## What you will do
Each record needs to be echoed exactly; can you do that?
Source data START
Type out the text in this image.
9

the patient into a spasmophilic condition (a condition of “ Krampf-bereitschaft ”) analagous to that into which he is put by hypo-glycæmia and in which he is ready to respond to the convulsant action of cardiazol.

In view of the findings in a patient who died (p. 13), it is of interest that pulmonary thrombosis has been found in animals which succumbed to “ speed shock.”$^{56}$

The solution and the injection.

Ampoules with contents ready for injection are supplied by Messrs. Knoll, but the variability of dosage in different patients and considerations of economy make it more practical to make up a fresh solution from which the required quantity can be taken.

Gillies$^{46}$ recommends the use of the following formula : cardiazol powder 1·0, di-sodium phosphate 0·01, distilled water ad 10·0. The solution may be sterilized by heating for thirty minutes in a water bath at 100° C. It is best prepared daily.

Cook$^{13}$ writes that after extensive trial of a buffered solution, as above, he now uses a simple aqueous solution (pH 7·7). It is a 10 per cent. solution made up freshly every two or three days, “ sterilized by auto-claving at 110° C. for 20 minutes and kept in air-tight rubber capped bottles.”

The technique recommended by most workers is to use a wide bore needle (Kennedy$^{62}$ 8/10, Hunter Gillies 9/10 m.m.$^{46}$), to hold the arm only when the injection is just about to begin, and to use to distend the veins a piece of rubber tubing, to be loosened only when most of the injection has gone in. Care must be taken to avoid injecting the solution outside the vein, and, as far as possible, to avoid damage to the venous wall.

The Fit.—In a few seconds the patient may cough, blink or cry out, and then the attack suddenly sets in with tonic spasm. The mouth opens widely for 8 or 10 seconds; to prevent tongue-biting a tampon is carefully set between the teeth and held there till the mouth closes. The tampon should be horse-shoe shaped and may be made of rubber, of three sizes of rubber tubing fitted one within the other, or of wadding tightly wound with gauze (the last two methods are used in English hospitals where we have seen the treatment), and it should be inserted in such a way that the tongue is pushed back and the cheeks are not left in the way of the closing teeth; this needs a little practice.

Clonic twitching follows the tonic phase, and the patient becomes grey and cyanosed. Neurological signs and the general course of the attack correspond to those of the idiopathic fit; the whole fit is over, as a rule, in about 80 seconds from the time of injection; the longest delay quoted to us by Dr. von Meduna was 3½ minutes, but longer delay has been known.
Source data END
## Result for this task
Type out the text in this image.
9

the patient into a spasmophilic condition (a condition of “ Krampf-bereitschaft ”) analagous to that into which he is put by hypo-glycæmia and in which he is ready to respond to the convulsant action of cardiazol.

In view of the findings in a patient who died (p. 13), it is of interest that pulmonary thrombosis has been found in animals which succumbed to “ speed shock.”$^{56}$

The solution and the injection.

Ampoules with contents ready for injection are supplied by Messrs. Knoll, but the variability of dosage in different patients and considerations of economy make it more practical to make up a fresh solution from which the required quantity can be taken.

Gillies$^{46}$ recommends the use of the following formula : cardiazol powder 1·0, di-sodium phosphate 0·01, distilled water ad 10·0. The solution may be sterilized by heating for thirty minutes in a water bath at 100° C. It is best prepared daily.

Cook$^{13}$ writes that after extensive trial of a buffered solution, as above, he now uses a simple aqueous solution (pH 7·7). It is a 10 per cent. solution made up freshly every two or three days, “ sterilized by auto-claving at 110° C. for 20 minutes and kept in air-tight rubber capped bottles.”

The technique recommended by most workers is to use a wide bore needle (Kennedy$^{62}$ 8/10, Hunter Gillies 9/10 m.m.$^{46}$), to hold the arm only when the injection is just about to begin, and to use to distend the veins a piece of rubber tubing, to be loosened only when most of the injection has gone in. Care must be taken to avoid injecting the solution outside the vein, and, as far as possible, to avoid damage to the venous wall.

The Fit.—In a few seconds the patient may cough, blink or cry out, and then the attack suddenly sets in with tonic spasm. The mouth opens widely for 8 or 10 seconds; to prevent tongue-biting a tampon is carefully set between the teeth and held there till the mouth closes. The tampon should be horse-shoe shaped and may be made of rubber, of three sizes of rubber tubing fitted one within the other, or of wadding tightly wound with gauze (the last two methods are used in English hospitals where we have seen the treatment), and it should be inserted in such a way that the tongue is pushed back and the cheeks are not left in the way of the closing teeth; this needs a little practice.

Clonic twitching follows the tonic phase, and the patient becomes grey and cyanosed. Neurological signs and the general course of the attack correspond to those of the idiopathic fit; the whole fit is over, as a rule, in about 80 seconds from the time of injection; the longest delay quoted to us by Dr. von Meduna was 3½ minutes, but longer delay has been known.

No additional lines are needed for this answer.